**Task directions:** Every entry must be echoed exactly.

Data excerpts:
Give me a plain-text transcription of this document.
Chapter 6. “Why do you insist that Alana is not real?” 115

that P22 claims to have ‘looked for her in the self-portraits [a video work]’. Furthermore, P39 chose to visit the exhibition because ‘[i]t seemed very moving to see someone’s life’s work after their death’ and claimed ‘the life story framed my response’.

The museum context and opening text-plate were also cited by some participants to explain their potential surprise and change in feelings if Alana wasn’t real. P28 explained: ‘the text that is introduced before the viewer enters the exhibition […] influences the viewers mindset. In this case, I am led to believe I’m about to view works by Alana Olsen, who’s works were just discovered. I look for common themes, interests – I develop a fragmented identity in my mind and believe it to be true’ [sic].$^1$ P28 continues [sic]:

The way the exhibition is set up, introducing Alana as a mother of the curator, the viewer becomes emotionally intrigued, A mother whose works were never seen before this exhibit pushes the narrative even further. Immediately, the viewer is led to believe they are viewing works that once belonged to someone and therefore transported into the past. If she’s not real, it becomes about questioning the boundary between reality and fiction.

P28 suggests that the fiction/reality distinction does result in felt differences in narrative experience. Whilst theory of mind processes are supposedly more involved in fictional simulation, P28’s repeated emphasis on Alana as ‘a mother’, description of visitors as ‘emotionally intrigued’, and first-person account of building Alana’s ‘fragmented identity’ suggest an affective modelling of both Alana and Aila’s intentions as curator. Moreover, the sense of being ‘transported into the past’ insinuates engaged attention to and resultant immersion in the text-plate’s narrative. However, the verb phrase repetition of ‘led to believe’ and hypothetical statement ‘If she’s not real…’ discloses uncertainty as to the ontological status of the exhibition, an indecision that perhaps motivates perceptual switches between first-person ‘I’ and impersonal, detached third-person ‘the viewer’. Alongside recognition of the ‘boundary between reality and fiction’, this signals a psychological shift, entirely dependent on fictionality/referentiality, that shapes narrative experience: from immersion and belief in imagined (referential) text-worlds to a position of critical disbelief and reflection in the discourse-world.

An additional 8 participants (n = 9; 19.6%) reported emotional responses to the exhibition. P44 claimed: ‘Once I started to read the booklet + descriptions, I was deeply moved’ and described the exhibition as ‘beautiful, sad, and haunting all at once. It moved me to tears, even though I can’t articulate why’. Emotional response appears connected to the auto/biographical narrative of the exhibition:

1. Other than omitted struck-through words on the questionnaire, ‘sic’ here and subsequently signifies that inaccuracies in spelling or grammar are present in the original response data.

**Expected answer:**
Give me a plain-text transcription of this document.
Chapter 6. “Why do you insist that Alana is not real?” 115

that P22 claims to have ‘looked for her in the self-portraits [a video work]’. Furthermore, P39 chose to visit the exhibition because ‘[i]t seemed very moving to see someone’s life’s work after their death’ and claimed ‘the life story framed my response’.

The museum context and opening text-plate were also cited by some participants to explain their potential surprise and change in feelings if Alana wasn’t real. P28 explained: ‘the text that is introduced before the viewer enters the exhibition […] influences the viewers mindset. In this case, I am led to believe I’m about to view works by Alana Olsen, who’s works were just discovered. I look for common themes, interests – I develop a fragmented identity in my mind and believe it to be true’ [sic].$^1$ P28 continues [sic]:

The way the exhibition is set up, introducing Alana as a mother of the curator, the viewer becomes emotionally intrigued, A mother whose works were never seen before this exhibit pushes the narrative even further. Immediately, the viewer is led to believe they are viewing works that once belonged to someone and therefore transported into the past. If she’s not real, it becomes about questioning the boundary between reality and fiction.

P28 suggests that the fiction/reality distinction does result in felt differences in narrative experience. Whilst theory of mind processes are supposedly more involved in fictional simulation, P28’s repeated emphasis on Alana as ‘a mother’, description of visitors as ‘emotionally intrigued’, and first-person account of building Alana’s ‘fragmented identity’ suggest an affective modelling of both Alana and Aila’s intentions as curator. Moreover, the sense of being ‘transported into the past’ insinuates engaged attention to and resultant immersion in the text-plate’s narrative. However, the verb phrase repetition of ‘led to believe’ and hypothetical statement ‘If she’s not real…’ discloses uncertainty as to the ontological status of the exhibition, an indecision that perhaps motivates perceptual switches between first-person ‘I’ and impersonal, detached third-person ‘the viewer’. Alongside recognition of the ‘boundary between reality and fiction’, this signals a psychological shift, entirely dependent on fictionality/referentiality, that shapes narrative experience: from immersion and belief in imagined (referential) text-worlds to a position of critical disbelief and reflection in the discourse-world.

An additional 8 participants (n = 9; 19.6%) reported emotional responses to the exhibition. P44 claimed: ‘Once I started to read the booklet + descriptions, I was deeply moved’ and described the exhibition as ‘beautiful, sad, and haunting all at once. It moved me to tears, even though I can’t articulate why’. Emotional response appears connected to the auto/biographical narrative of the exhibition:

1. Other than omitted struck-through words on the questionnaire, ‘sic’ here and subsequently signifies that inaccuracies in spelling or grammar are present in the original response data.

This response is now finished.